**Material for this exercise**
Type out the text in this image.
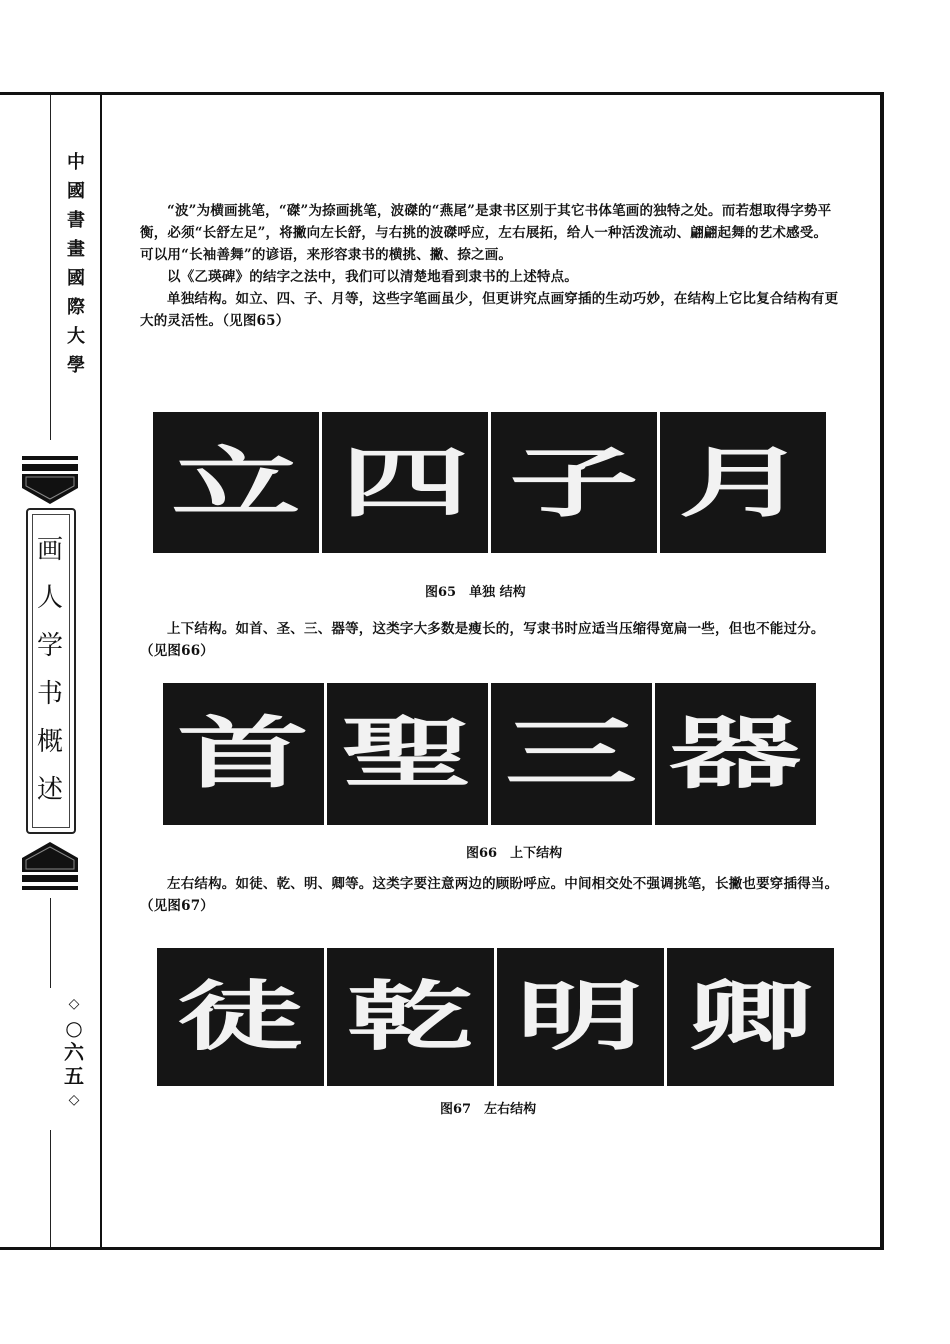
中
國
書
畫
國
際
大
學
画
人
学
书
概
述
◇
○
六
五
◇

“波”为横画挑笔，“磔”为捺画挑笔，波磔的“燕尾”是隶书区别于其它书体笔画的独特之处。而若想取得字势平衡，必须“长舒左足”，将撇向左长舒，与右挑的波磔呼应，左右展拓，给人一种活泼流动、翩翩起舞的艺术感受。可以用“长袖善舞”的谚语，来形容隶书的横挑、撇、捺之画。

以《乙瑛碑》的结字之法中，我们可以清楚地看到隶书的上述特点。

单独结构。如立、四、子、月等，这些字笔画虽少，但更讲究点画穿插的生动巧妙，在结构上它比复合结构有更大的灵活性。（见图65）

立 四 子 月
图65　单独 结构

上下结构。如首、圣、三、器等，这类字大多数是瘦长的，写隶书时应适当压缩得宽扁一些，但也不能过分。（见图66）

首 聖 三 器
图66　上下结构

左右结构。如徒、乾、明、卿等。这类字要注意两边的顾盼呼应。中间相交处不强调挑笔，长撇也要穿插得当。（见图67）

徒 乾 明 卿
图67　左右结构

**Given exercise**
Reproduce every record word for word. The copy must contain no pictures.

**Full solution**
Type out the text in this image.
中
國
書
畫
國
際
大
學
画
人
学
书
概
述
◇
○
六
五
◇

“波”为横画挑笔，“磔”为捺画挑笔，波磔的“燕尾”是隶书区别于其它书体笔画的独特之处。而若想取得字势平衡，必须“长舒左足”，将撇向左长舒，与右挑的波磔呼应，左右展拓，给人一种活泼流动、翩翩起舞的艺术感受。可以用“长袖善舞”的谚语，来形容隶书的横挑、撇、捺之画。

以《乙瑛碑》的结字之法中，我们可以清楚地看到隶书的上述特点。

单独结构。如立、四、子、月等，这些字笔画虽少，但更讲究点画穿插的生动巧妙，在结构上它比复合结构有更大的灵活性。（见图65）

立 四 子 月
图65　单独 结构

上下结构。如首、圣、三、器等，这类字大多数是瘦长的，写隶书时应适当压缩得宽扁一些，但也不能过分。（见图66）

首 聖 三 器
图66　上下结构

左右结构。如徒、乾、明、卿等。这类字要注意两边的顾盼呼应。中间相交处不强调挑笔，长撇也要穿插得当。（见图67）

徒 乾 明 卿
图67　左右结构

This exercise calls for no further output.